--- GIVEN EXERCISE ---
What follows is a set of records, each of which is to be written out exactly.

━━━━━ DATA TO PROCESS

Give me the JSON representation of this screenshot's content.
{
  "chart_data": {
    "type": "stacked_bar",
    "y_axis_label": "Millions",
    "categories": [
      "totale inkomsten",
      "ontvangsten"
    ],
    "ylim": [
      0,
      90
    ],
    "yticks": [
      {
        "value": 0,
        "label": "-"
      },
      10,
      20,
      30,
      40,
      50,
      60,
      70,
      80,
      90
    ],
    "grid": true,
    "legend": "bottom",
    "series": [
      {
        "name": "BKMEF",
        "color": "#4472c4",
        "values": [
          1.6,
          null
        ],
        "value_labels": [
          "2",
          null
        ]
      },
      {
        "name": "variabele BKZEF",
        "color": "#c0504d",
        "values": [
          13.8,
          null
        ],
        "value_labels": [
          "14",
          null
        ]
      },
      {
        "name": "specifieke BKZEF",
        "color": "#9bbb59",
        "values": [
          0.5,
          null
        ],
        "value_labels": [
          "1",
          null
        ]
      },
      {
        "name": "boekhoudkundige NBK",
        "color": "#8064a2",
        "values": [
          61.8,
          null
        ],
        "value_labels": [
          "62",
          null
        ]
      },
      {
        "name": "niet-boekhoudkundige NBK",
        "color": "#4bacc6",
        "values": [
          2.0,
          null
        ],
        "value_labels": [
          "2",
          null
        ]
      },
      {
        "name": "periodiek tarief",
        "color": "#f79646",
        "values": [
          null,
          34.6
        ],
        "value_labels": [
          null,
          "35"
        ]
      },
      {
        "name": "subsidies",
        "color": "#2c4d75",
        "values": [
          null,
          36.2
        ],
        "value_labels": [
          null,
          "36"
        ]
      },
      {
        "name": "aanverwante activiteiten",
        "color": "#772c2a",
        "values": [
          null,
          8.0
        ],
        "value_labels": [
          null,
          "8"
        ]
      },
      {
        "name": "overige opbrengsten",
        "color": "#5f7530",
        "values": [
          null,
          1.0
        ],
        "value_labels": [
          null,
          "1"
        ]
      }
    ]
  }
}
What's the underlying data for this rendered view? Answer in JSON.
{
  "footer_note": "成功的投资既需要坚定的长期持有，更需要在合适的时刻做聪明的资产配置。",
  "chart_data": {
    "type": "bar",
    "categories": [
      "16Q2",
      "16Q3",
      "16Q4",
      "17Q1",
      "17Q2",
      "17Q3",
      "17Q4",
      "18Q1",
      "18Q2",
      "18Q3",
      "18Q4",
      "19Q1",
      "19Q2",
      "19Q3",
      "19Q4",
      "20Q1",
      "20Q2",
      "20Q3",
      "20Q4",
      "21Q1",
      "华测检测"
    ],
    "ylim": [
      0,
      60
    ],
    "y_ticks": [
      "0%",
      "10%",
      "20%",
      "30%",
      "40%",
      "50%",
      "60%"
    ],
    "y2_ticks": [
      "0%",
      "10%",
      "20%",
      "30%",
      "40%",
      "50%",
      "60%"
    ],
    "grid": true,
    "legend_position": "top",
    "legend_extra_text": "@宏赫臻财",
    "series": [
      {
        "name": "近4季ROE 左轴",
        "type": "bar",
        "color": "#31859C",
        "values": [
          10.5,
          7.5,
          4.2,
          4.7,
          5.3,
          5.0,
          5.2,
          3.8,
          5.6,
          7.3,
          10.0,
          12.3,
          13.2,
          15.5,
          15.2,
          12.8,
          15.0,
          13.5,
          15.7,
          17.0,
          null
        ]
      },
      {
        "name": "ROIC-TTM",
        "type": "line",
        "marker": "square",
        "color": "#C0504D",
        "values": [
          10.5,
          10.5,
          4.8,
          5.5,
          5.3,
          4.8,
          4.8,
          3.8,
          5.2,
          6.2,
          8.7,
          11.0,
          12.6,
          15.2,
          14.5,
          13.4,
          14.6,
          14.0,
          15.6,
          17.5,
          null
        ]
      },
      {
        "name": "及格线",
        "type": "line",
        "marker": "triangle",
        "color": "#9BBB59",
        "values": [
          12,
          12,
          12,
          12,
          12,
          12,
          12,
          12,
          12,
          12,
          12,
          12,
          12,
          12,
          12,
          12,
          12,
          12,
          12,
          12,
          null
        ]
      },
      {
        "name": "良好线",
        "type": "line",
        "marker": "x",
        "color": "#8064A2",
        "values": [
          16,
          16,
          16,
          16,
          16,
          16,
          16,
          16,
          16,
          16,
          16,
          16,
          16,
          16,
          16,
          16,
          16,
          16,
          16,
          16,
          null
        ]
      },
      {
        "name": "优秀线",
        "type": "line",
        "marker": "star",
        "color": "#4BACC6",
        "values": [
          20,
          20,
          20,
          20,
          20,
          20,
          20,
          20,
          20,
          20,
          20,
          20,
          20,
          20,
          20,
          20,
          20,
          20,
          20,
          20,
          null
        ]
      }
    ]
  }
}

━━━━━━━━━━

--- RESULT OF THE TASK ---
Give me the JSON representation of this screenshot's content.
{
  "chart_data": {
    "type": "stacked_bar",
    "y_axis_label": "Millions",
    "categories": [
      "totale inkomsten",
      "ontvangsten"
    ],
    "ylim": [
      0,
      90
    ],
    "yticks": [
      {
        "value": 0,
        "label": "-"
      },
      10,
      20,
      30,
      40,
      50,
      60,
      70,
      80,
      90
    ],
    "grid": true,
    "legend": "bottom",
    "series": [
      {
        "name": "BKMEF",
        "color": "#4472c4",
        "values": [
          1.6,
          null
        ],
        "value_labels": [
          "2",
          null
        ]
      },
      {
        "name": "variabele BKZEF",
        "color": "#c0504d",
        "values": [
          13.8,
          null
        ],
        "value_labels": [
          "14",
          null
        ]
      },
      {
        "name": "specifieke BKZEF",
        "color": "#9bbb59",
        "values": [
          0.5,
          null
        ],
        "value_labels": [
          "1",
          null
        ]
      },
      {
        "name": "boekhoudkundige NBK",
        "color": "#8064a2",
        "values": [
          61.8,
          null
        ],
        "value_labels": [
          "62",
          null
        ]
      },
      {
        "name": "niet-boekhoudkundige NBK",
        "color": "#4bacc6",
        "values": [
          2.0,
          null
        ],
        "value_labels": [
          "2",
          null
        ]
      },
      {
        "name": "periodiek tarief",
        "color": "#f79646",
        "values": [
          null,
          34.6
        ],
        "value_labels": [
          null,
          "35"
        ]
      },
      {
        "name": "subsidies",
        "color": "#2c4d75",
        "values": [
          null,
          36.2
        ],
        "value_labels": [
          null,
          "36"
        ]
      },
      {
        "name": "aanverwante activiteiten",
        "color": "#772c2a",
        "values": [
          null,
          8.0
        ],
        "value_labels": [
          null,
          "8"
        ]
      },
      {
        "name": "overige opbrengsten",
        "color": "#5f7530",
        "values": [
          null,
          1.0
        ],
        "value_labels": [
          null,
          "1"
        ]
      }
    ]
  }
}
What's the underlying data for this rendered view? Answer in JSON.
{
  "footer_note": "成功的投资既需要坚定的长期持有，更需要在合适的时刻做聪明的资产配置。",
  "chart_data": {
    "type": "bar",
    "categories": [
      "16Q2",
      "16Q3",
      "16Q4",
      "17Q1",
      "17Q2",
      "17Q3",
      "17Q4",
      "18Q1",
      "18Q2",
      "18Q3",
      "18Q4",
      "19Q1",
      "19Q2",
      "19Q3",
      "19Q4",
      "20Q1",
      "20Q2",
      "20Q3",
      "20Q4",
      "21Q1",
      "华测检测"
    ],
    "ylim": [
      0,
      60
    ],
    "y_ticks": [
      "0%",
      "10%",
      "20%",
      "30%",
      "40%",
      "50%",
      "60%"
    ],
    "y2_ticks": [
      "0%",
      "10%",
      "20%",
      "30%",
      "40%",
      "50%",
      "60%"
    ],
    "grid": true,
    "legend_position": "top",
    "legend_extra_text": "@宏赫臻财",
    "series": [
      {
        "name": "近4季ROE 左轴",
        "type": "bar",
        "color": "#31859C",
        "values": [
          10.5,
          7.5,
          4.2,
          4.7,
          5.3,
          5.0,
          5.2,
          3.8,
          5.6,
          7.3,
          10.0,
          12.3,
          13.2,
          15.5,
          15.2,
          12.8,
          15.0,
          13.5,
          15.7,
          17.0,
          null
        ]
      },
      {
        "name": "ROIC-TTM",
        "type": "line",
        "marker": "square",
        "color": "#C0504D",
        "values": [
          10.5,
          10.5,
          4.8,
          5.5,
          5.3,
          4.8,
          4.8,
          3.8,
          5.2,
          6.2,
          8.7,
          11.0,
          12.6,
          15.2,
          14.5,
          13.4,
          14.6,
          14.0,
          15.6,
          17.5,
          null
        ]
      },
      {
        "name": "及格线",
        "type": "line",
        "marker": "triangle",
        "color": "#9BBB59",
        "values": [
          12,
          12,
          12,
          12,
          12,
          12,
          12,
          12,
          12,
          12,
          12,
          12,
          12,
          12,
          12,
          12,
          12,
          12,
          12,
          12,
          null
        ]
      },
      {
        "name": "良好线",
        "type": "line",
        "marker": "x",
        "color": "#8064A2",
        "values": [
          16,
          16,
          16,
          16,
          16,
          16,
          16,
          16,
          16,
          16,
          16,
          16,
          16,
          16,
          16,
          16,
          16,
          16,
          16,
          16,
          null
        ]
      },
      {
        "name": "优秀线",
        "type": "line",
        "marker": "star",
        "color": "#4BACC6",
        "values": [
          20,
          20,
          20,
          20,
          20,
          20,
          20,
          20,
          20,
          20,
          20,
          20,
          20,
          20,
          20,
          20,
          20,
          20,
          20,
          20,
          null
        ]
      }
    ]
  }
}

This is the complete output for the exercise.